Scan the records and identify every line in which the string "توسدال" occurs, then return those lines.

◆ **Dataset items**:
* * *
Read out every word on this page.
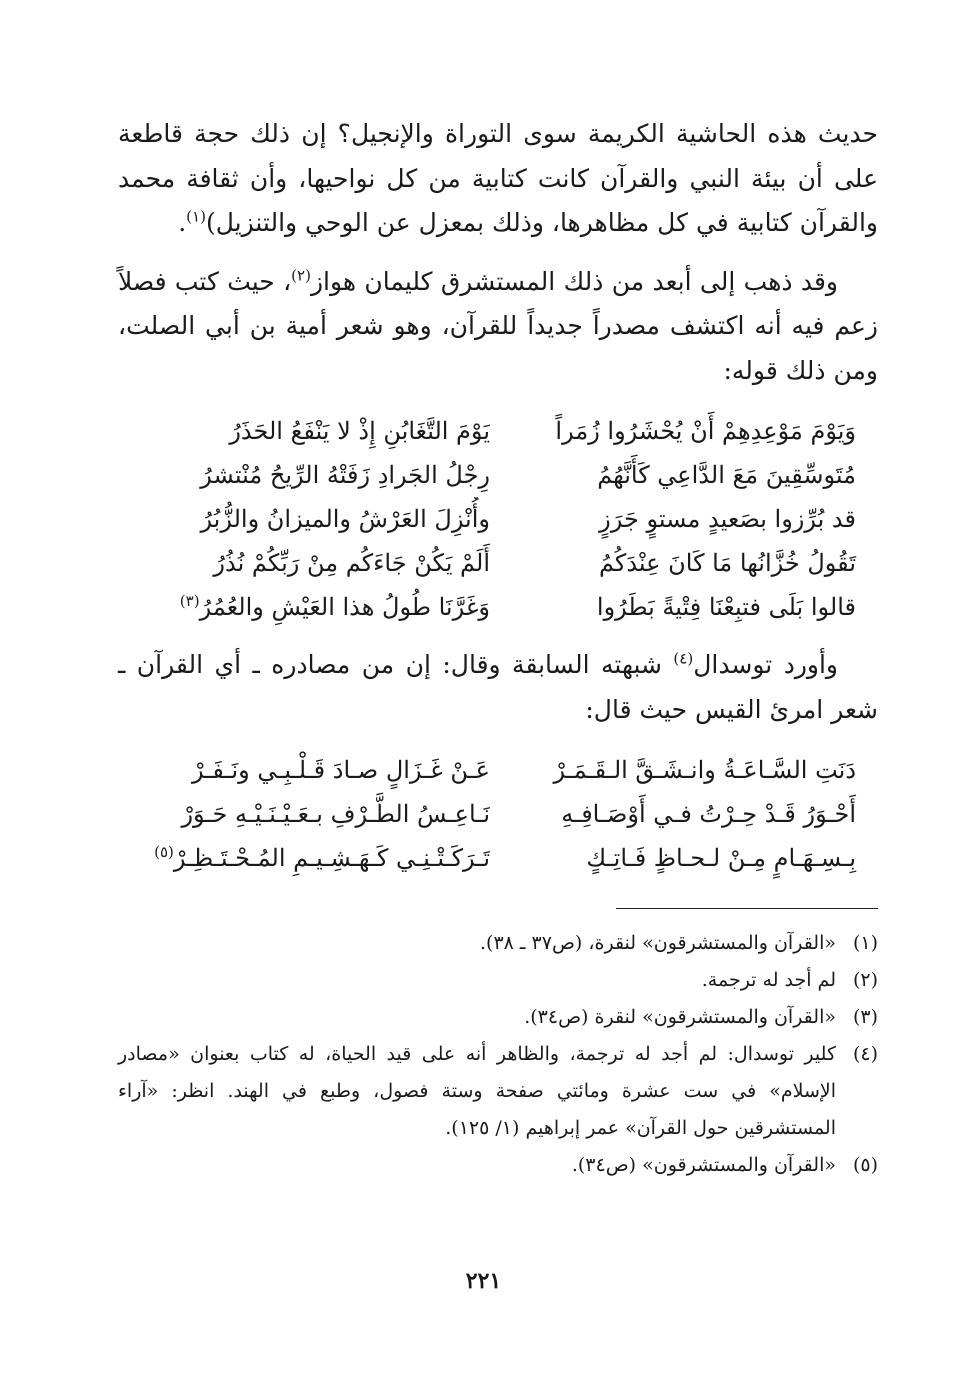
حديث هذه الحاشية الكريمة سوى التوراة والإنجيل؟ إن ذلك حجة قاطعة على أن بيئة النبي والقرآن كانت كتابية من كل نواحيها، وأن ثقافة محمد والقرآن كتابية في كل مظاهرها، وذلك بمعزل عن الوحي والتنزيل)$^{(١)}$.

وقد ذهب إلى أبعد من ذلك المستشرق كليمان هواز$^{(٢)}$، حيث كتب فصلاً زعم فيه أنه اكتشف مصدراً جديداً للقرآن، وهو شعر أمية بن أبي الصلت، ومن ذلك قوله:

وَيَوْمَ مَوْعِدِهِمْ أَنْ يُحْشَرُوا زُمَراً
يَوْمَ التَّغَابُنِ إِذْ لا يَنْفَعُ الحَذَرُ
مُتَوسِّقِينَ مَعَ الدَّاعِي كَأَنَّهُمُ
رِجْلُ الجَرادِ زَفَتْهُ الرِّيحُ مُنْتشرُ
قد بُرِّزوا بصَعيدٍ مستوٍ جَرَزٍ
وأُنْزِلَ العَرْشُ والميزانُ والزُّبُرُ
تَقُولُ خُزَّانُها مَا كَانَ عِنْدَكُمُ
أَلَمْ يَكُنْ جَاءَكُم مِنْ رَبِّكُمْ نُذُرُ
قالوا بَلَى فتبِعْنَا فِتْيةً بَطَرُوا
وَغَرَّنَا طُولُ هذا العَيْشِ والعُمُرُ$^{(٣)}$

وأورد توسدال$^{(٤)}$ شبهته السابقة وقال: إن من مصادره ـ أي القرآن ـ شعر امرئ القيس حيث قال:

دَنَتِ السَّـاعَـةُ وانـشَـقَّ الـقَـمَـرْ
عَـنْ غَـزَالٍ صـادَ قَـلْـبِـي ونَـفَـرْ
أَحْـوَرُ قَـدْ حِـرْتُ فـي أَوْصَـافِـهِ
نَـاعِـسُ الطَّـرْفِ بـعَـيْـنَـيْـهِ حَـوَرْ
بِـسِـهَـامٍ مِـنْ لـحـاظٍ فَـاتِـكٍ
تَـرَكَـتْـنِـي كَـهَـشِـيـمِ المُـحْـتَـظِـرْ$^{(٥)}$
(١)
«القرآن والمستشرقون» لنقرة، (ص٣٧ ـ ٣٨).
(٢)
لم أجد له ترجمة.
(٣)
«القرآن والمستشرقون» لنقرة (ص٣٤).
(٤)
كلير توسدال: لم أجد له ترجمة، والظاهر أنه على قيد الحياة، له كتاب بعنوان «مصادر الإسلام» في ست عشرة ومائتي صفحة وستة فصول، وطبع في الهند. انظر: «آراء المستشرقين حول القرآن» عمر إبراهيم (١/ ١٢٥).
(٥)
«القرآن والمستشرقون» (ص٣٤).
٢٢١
* * *
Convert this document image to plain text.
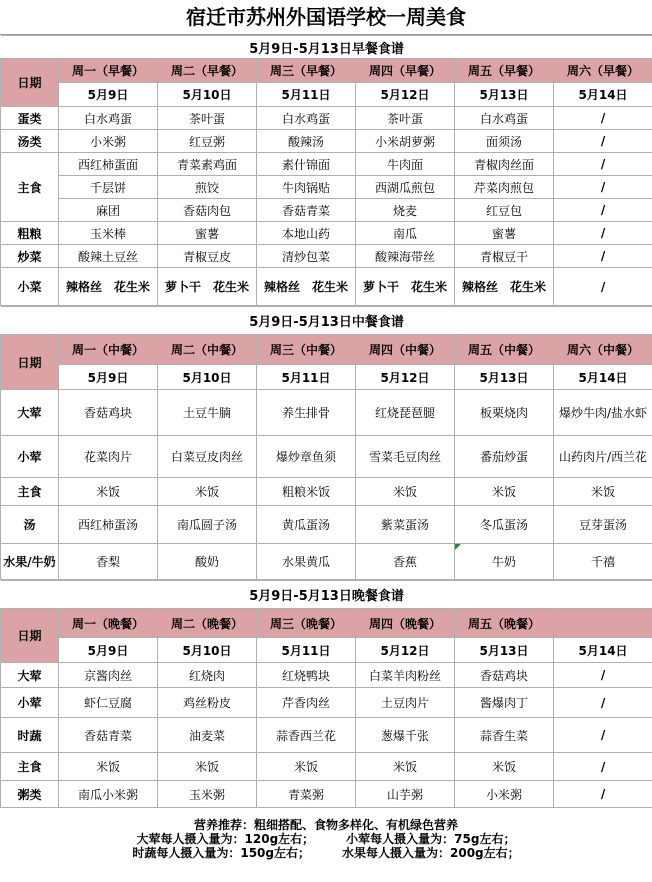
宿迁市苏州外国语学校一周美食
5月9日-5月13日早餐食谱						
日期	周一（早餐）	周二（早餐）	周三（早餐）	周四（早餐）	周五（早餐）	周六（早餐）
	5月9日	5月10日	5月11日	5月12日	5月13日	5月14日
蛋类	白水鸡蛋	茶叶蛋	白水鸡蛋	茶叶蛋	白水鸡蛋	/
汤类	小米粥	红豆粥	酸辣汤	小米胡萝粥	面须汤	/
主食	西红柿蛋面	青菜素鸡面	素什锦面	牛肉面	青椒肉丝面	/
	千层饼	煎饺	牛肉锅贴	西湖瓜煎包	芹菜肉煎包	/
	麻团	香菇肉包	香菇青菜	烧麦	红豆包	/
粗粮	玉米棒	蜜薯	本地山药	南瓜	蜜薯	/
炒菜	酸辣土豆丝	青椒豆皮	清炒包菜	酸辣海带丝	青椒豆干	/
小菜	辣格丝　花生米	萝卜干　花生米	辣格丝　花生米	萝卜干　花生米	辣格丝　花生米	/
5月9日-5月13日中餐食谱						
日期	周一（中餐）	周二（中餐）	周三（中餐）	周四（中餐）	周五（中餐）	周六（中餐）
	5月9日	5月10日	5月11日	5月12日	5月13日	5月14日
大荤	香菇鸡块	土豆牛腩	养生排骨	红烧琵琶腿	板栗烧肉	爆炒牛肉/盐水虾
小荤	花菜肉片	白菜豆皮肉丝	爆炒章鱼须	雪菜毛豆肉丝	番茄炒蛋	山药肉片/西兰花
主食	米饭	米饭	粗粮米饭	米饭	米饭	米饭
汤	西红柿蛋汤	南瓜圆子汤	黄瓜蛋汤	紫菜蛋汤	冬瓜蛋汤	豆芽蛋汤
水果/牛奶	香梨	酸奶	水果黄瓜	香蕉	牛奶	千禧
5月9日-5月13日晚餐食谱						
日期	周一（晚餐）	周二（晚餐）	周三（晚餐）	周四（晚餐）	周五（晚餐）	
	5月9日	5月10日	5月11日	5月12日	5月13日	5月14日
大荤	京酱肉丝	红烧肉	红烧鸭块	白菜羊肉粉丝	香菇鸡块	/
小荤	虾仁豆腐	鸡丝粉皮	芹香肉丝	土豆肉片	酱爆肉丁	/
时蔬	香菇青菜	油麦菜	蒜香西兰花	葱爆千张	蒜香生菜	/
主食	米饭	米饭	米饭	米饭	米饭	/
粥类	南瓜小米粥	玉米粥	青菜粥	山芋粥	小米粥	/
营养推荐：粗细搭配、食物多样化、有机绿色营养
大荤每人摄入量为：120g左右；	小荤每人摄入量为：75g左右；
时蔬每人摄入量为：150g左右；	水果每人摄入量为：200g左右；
* * *
◆ **The reply**:
وأورد توسدال$^{(٤)}$ شبهته السابقة وقال: إن من مصادره ـ أي القرآن ـ شعر امرئ القيس حيث قال:
كلير توسدال: لم أجد له ترجمة، والظاهر أنه على قيد الحياة، له كتاب بعنوان «مصادر الإسلام» في ست عشرة ومائتي صفحة وستة فصول، وطبع في الهند. انظر: «آراء المستشرقين حول القرآن» عمر إبراهيم (١/ ١٢٥).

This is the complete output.